#### Exercise materials
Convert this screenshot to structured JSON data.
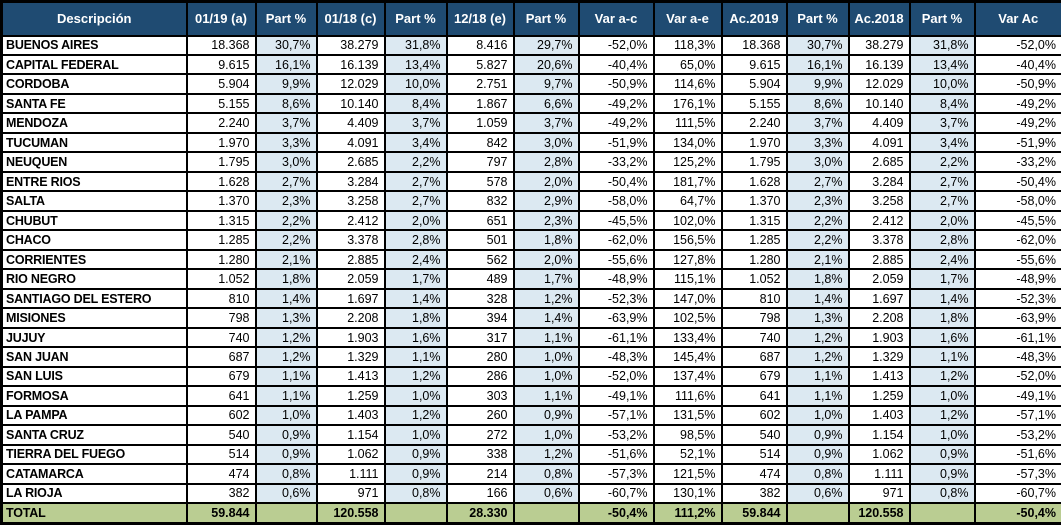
{
  "styles": {
    "header_bg": "#1F4B72",
    "header_text": "#FFFFFF",
    "row_bg": "#FFFFFF",
    "part_bg": "#DCE9F2",
    "total_bg": "#BACD92",
    "border": "#000000",
    "text": "#000000"
  },
  "chart_data": {
    "type": "table",
    "columns": [
      "Descripción",
      "01/19 (a)",
      "Part %",
      "01/18 (c)",
      "Part %",
      "12/18 (e)",
      "Part %",
      "Var a-c",
      "Var a-e",
      "Ac.2019",
      "Part %",
      "Ac.2018",
      "Part %",
      "Var Ac"
    ],
    "rows": [
      [
        "BUENOS AIRES",
        "18.368",
        "30,7%",
        "38.279",
        "31,8%",
        "8.416",
        "29,7%",
        "-52,0%",
        "118,3%",
        "18.368",
        "30,7%",
        "38.279",
        "31,8%",
        "-52,0%"
      ],
      [
        "CAPITAL FEDERAL",
        "9.615",
        "16,1%",
        "16.139",
        "13,4%",
        "5.827",
        "20,6%",
        "-40,4%",
        "65,0%",
        "9.615",
        "16,1%",
        "16.139",
        "13,4%",
        "-40,4%"
      ],
      [
        "CORDOBA",
        "5.904",
        "9,9%",
        "12.029",
        "10,0%",
        "2.751",
        "9,7%",
        "-50,9%",
        "114,6%",
        "5.904",
        "9,9%",
        "12.029",
        "10,0%",
        "-50,9%"
      ],
      [
        "SANTA FE",
        "5.155",
        "8,6%",
        "10.140",
        "8,4%",
        "1.867",
        "6,6%",
        "-49,2%",
        "176,1%",
        "5.155",
        "8,6%",
        "10.140",
        "8,4%",
        "-49,2%"
      ],
      [
        "MENDOZA",
        "2.240",
        "3,7%",
        "4.409",
        "3,7%",
        "1.059",
        "3,7%",
        "-49,2%",
        "111,5%",
        "2.240",
        "3,7%",
        "4.409",
        "3,7%",
        "-49,2%"
      ],
      [
        "TUCUMAN",
        "1.970",
        "3,3%",
        "4.091",
        "3,4%",
        "842",
        "3,0%",
        "-51,9%",
        "134,0%",
        "1.970",
        "3,3%",
        "4.091",
        "3,4%",
        "-51,9%"
      ],
      [
        "NEUQUEN",
        "1.795",
        "3,0%",
        "2.685",
        "2,2%",
        "797",
        "2,8%",
        "-33,2%",
        "125,2%",
        "1.795",
        "3,0%",
        "2.685",
        "2,2%",
        "-33,2%"
      ],
      [
        "ENTRE RIOS",
        "1.628",
        "2,7%",
        "3.284",
        "2,7%",
        "578",
        "2,0%",
        "-50,4%",
        "181,7%",
        "1.628",
        "2,7%",
        "3.284",
        "2,7%",
        "-50,4%"
      ],
      [
        "SALTA",
        "1.370",
        "2,3%",
        "3.258",
        "2,7%",
        "832",
        "2,9%",
        "-58,0%",
        "64,7%",
        "1.370",
        "2,3%",
        "3.258",
        "2,7%",
        "-58,0%"
      ],
      [
        "CHUBUT",
        "1.315",
        "2,2%",
        "2.412",
        "2,0%",
        "651",
        "2,3%",
        "-45,5%",
        "102,0%",
        "1.315",
        "2,2%",
        "2.412",
        "2,0%",
        "-45,5%"
      ],
      [
        "CHACO",
        "1.285",
        "2,2%",
        "3.378",
        "2,8%",
        "501",
        "1,8%",
        "-62,0%",
        "156,5%",
        "1.285",
        "2,2%",
        "3.378",
        "2,8%",
        "-62,0%"
      ],
      [
        "CORRIENTES",
        "1.280",
        "2,1%",
        "2.885",
        "2,4%",
        "562",
        "2,0%",
        "-55,6%",
        "127,8%",
        "1.280",
        "2,1%",
        "2.885",
        "2,4%",
        "-55,6%"
      ],
      [
        "RIO NEGRO",
        "1.052",
        "1,8%",
        "2.059",
        "1,7%",
        "489",
        "1,7%",
        "-48,9%",
        "115,1%",
        "1.052",
        "1,8%",
        "2.059",
        "1,7%",
        "-48,9%"
      ],
      [
        "SANTIAGO DEL ESTERO",
        "810",
        "1,4%",
        "1.697",
        "1,4%",
        "328",
        "1,2%",
        "-52,3%",
        "147,0%",
        "810",
        "1,4%",
        "1.697",
        "1,4%",
        "-52,3%"
      ],
      [
        "MISIONES",
        "798",
        "1,3%",
        "2.208",
        "1,8%",
        "394",
        "1,4%",
        "-63,9%",
        "102,5%",
        "798",
        "1,3%",
        "2.208",
        "1,8%",
        "-63,9%"
      ],
      [
        "JUJUY",
        "740",
        "1,2%",
        "1.903",
        "1,6%",
        "317",
        "1,1%",
        "-61,1%",
        "133,4%",
        "740",
        "1,2%",
        "1.903",
        "1,6%",
        "-61,1%"
      ],
      [
        "SAN JUAN",
        "687",
        "1,2%",
        "1.329",
        "1,1%",
        "280",
        "1,0%",
        "-48,3%",
        "145,4%",
        "687",
        "1,2%",
        "1.329",
        "1,1%",
        "-48,3%"
      ],
      [
        "SAN LUIS",
        "679",
        "1,1%",
        "1.413",
        "1,2%",
        "286",
        "1,0%",
        "-52,0%",
        "137,4%",
        "679",
        "1,1%",
        "1.413",
        "1,2%",
        "-52,0%"
      ],
      [
        "FORMOSA",
        "641",
        "1,1%",
        "1.259",
        "1,0%",
        "303",
        "1,1%",
        "-49,1%",
        "111,6%",
        "641",
        "1,1%",
        "1.259",
        "1,0%",
        "-49,1%"
      ],
      [
        "LA PAMPA",
        "602",
        "1,0%",
        "1.403",
        "1,2%",
        "260",
        "0,9%",
        "-57,1%",
        "131,5%",
        "602",
        "1,0%",
        "1.403",
        "1,2%",
        "-57,1%"
      ],
      [
        "SANTA CRUZ",
        "540",
        "0,9%",
        "1.154",
        "1,0%",
        "272",
        "1,0%",
        "-53,2%",
        "98,5%",
        "540",
        "0,9%",
        "1.154",
        "1,0%",
        "-53,2%"
      ],
      [
        "TIERRA DEL FUEGO",
        "514",
        "0,9%",
        "1.062",
        "0,9%",
        "338",
        "1,2%",
        "-51,6%",
        "52,1%",
        "514",
        "0,9%",
        "1.062",
        "0,9%",
        "-51,6%"
      ],
      [
        "CATAMARCA",
        "474",
        "0,8%",
        "1.111",
        "0,9%",
        "214",
        "0,8%",
        "-57,3%",
        "121,5%",
        "474",
        "0,8%",
        "1.111",
        "0,9%",
        "-57,3%"
      ],
      [
        "LA RIOJA",
        "382",
        "0,6%",
        "971",
        "0,8%",
        "166",
        "0,6%",
        "-60,7%",
        "130,1%",
        "382",
        "0,6%",
        "971",
        "0,8%",
        "-60,7%"
      ],
      [
        "TOTAL",
        "59.844",
        "",
        "120.558",
        "",
        "28.330",
        "",
        "-50,4%",
        "111,2%",
        "59.844",
        "",
        "120.558",
        "",
        "-50,4%"
      ]
    ]
  }
}
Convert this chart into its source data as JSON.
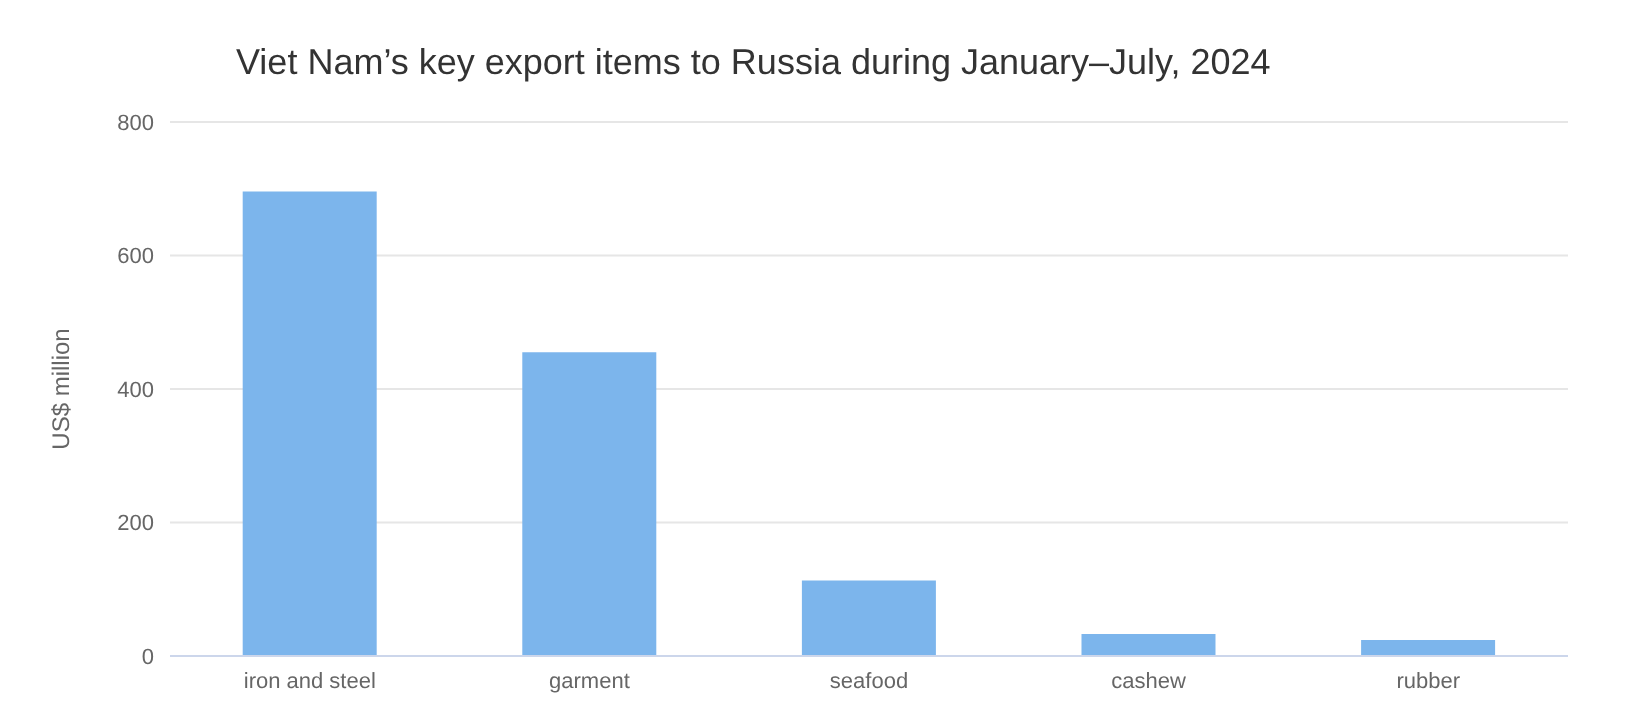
{
  "chart_data": {
    "type": "bar",
    "title": "Viet Nam’s key export items to Russia during January–July, 2024",
    "ylabel": "US$ million",
    "categories": [
      "iron and steel",
      "garment",
      "seafood",
      "cashew",
      "rubber"
    ],
    "values": [
      696,
      455,
      113,
      33,
      24
    ],
    "color": "#7cb5ec",
    "ylim": [
      0,
      800
    ],
    "yticks": [
      0,
      200,
      400,
      600,
      800
    ],
    "grid": "y"
  }
}
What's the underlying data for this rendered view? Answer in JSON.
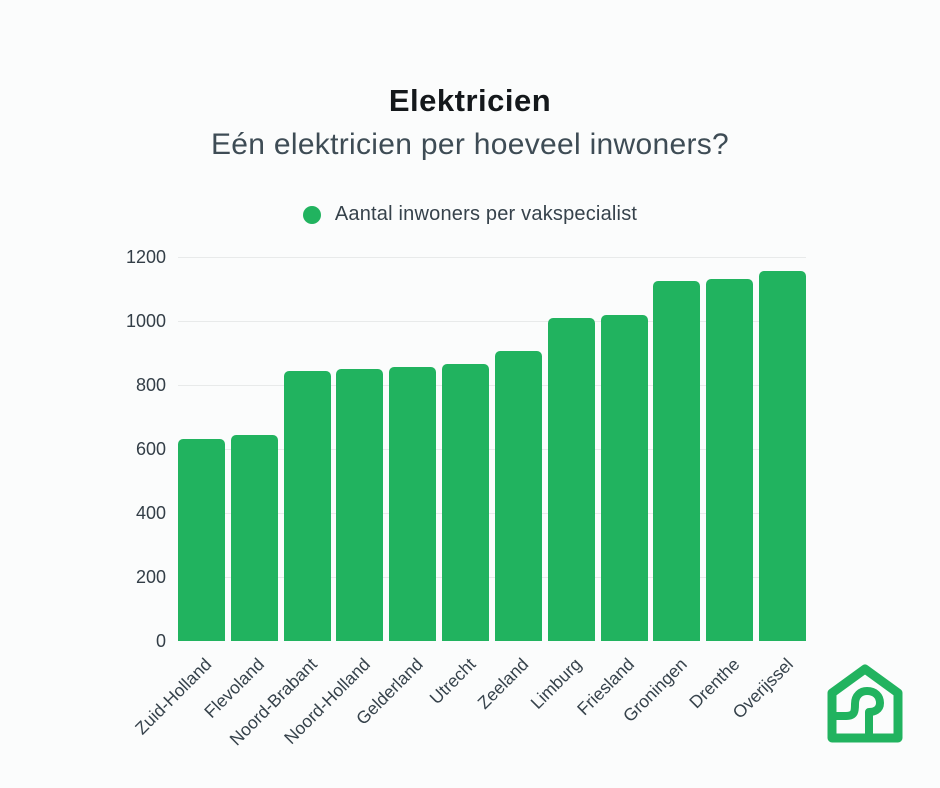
{
  "page": {
    "background": "#fbfcfc"
  },
  "header": {
    "title": "Elektricien",
    "subtitle": "Eén elektricien per hoeveel inwoners?"
  },
  "legend": {
    "label": "Aantal inwoners per vakspecialist",
    "marker": "circle-icon",
    "color": "#21b35f"
  },
  "chart_data": {
    "type": "bar",
    "title": "Elektricien",
    "subtitle": "Eén elektricien per hoeveel inwoners?",
    "legend_entries": [
      "Aantal inwoners per vakspecialist"
    ],
    "legend_position": "top-center",
    "categories": [
      "Zuid-Holland",
      "Flevoland",
      "Noord-Brabant",
      "Noord-Holland",
      "Gelderland",
      "Utrecht",
      "Zeeland",
      "Limburg",
      "Friesland",
      "Groningen",
      "Drenthe",
      "Overijssel"
    ],
    "values": [
      630,
      645,
      845,
      850,
      855,
      865,
      905,
      1010,
      1020,
      1125,
      1130,
      1155
    ],
    "xlabel": "",
    "ylabel": "",
    "ylim": [
      0,
      1200
    ],
    "yticks": [
      0,
      200,
      400,
      600,
      800,
      1000,
      1200
    ],
    "grid": "horizontal",
    "bar_color": "#21b35f",
    "gridline_color": "#e8eaea",
    "axis_text_color": "#333e47"
  },
  "branding": {
    "logo": "house-with-curve-logo",
    "color": "#21b35f"
  }
}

#### Task details
What is the number of lines above that hold the string "inwoners"? Answer with that number alone.

#### The solution
4